Dataset records
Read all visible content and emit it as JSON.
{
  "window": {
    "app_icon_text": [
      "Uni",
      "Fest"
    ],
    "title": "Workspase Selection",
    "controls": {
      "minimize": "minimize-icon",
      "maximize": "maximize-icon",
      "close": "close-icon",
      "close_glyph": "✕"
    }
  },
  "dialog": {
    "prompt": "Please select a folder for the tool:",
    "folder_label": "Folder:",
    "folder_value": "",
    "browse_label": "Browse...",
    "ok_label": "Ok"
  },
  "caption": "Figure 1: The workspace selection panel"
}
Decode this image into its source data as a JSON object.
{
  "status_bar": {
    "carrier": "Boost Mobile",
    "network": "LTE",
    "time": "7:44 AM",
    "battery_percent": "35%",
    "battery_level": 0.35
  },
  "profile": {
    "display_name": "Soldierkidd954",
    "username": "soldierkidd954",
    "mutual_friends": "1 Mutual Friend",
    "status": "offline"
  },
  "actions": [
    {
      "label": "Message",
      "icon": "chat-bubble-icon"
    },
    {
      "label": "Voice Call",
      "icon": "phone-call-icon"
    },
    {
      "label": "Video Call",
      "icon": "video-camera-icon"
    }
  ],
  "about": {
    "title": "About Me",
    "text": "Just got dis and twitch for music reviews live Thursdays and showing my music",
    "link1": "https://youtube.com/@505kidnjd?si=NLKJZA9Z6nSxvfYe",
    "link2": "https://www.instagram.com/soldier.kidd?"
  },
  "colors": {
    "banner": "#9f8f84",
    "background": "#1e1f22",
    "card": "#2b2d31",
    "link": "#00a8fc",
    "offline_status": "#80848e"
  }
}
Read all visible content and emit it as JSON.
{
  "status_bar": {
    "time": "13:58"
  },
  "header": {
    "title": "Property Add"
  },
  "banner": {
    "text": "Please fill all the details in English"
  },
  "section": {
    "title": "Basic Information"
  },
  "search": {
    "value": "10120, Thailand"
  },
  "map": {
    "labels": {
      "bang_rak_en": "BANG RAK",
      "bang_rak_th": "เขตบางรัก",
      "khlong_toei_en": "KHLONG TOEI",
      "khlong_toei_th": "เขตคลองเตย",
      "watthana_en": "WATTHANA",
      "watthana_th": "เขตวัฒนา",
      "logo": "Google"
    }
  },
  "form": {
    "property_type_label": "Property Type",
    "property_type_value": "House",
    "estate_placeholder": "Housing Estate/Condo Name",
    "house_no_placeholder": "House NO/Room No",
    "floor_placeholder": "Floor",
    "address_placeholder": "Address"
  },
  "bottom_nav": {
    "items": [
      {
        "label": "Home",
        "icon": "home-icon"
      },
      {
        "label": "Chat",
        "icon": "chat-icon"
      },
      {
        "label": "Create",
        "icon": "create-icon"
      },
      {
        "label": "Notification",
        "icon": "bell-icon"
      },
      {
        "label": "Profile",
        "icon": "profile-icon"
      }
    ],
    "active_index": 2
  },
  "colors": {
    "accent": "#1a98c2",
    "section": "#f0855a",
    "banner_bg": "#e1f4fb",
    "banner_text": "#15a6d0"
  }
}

- _DIRECTION_
Set down the material above again, word for word.

- _SOLVED PROBLEM_
Read all visible content and emit it as JSON.
{
  "window": {
    "app_icon_text": [
      "Uni",
      "Fest"
    ],
    "title": "Workspase Selection",
    "controls": {
      "minimize": "minimize-icon",
      "maximize": "maximize-icon",
      "close": "close-icon",
      "close_glyph": "✕"
    }
  },
  "dialog": {
    "prompt": "Please select a folder for the tool:",
    "folder_label": "Folder:",
    "folder_value": "",
    "browse_label": "Browse...",
    "ok_label": "Ok"
  },
  "caption": "Figure 1: The workspace selection panel"
}
Decode this image into its source data as a JSON object.
{
  "status_bar": {
    "carrier": "Boost Mobile",
    "network": "LTE",
    "time": "7:44 AM",
    "battery_percent": "35%",
    "battery_level": 0.35
  },
  "profile": {
    "display_name": "Soldierkidd954",
    "username": "soldierkidd954",
    "mutual_friends": "1 Mutual Friend",
    "status": "offline"
  },
  "actions": [
    {
      "label": "Message",
      "icon": "chat-bubble-icon"
    },
    {
      "label": "Voice Call",
      "icon": "phone-call-icon"
    },
    {
      "label": "Video Call",
      "icon": "video-camera-icon"
    }
  ],
  "about": {
    "title": "About Me",
    "text": "Just got dis and twitch for music reviews live Thursdays and showing my music",
    "link1": "https://youtube.com/@505kidnjd?si=NLKJZA9Z6nSxvfYe",
    "link2": "https://www.instagram.com/soldier.kidd?"
  },
  "colors": {
    "banner": "#9f8f84",
    "background": "#1e1f22",
    "card": "#2b2d31",
    "link": "#00a8fc",
    "offline_status": "#80848e"
  }
}
Read all visible content and emit it as JSON.
{
  "status_bar": {
    "time": "13:58"
  },
  "header": {
    "title": "Property Add"
  },
  "banner": {
    "text": "Please fill all the details in English"
  },
  "section": {
    "title": "Basic Information"
  },
  "search": {
    "value": "10120, Thailand"
  },
  "map": {
    "labels": {
      "bang_rak_en": "BANG RAK",
      "bang_rak_th": "เขตบางรัก",
      "khlong_toei_en": "KHLONG TOEI",
      "khlong_toei_th": "เขตคลองเตย",
      "watthana_en": "WATTHANA",
      "watthana_th": "เขตวัฒนา",
      "logo": "Google"
    }
  },
  "form": {
    "property_type_label": "Property Type",
    "property_type_value": "House",
    "estate_placeholder": "Housing Estate/Condo Name",
    "house_no_placeholder": "House NO/Room No",
    "floor_placeholder": "Floor",
    "address_placeholder": "Address"
  },
  "bottom_nav": {
    "items": [
      {
        "label": "Home",
        "icon": "home-icon"
      },
      {
        "label": "Chat",
        "icon": "chat-icon"
      },
      {
        "label": "Create",
        "icon": "create-icon"
      },
      {
        "label": "Notification",
        "icon": "bell-icon"
      },
      {
        "label": "Profile",
        "icon": "profile-icon"
      }
    ],
    "active_index": 2
  },
  "colors": {
    "accent": "#1a98c2",
    "section": "#f0855a",
    "banner_bg": "#e1f4fb",
    "banner_text": "#15a6d0"
  }
}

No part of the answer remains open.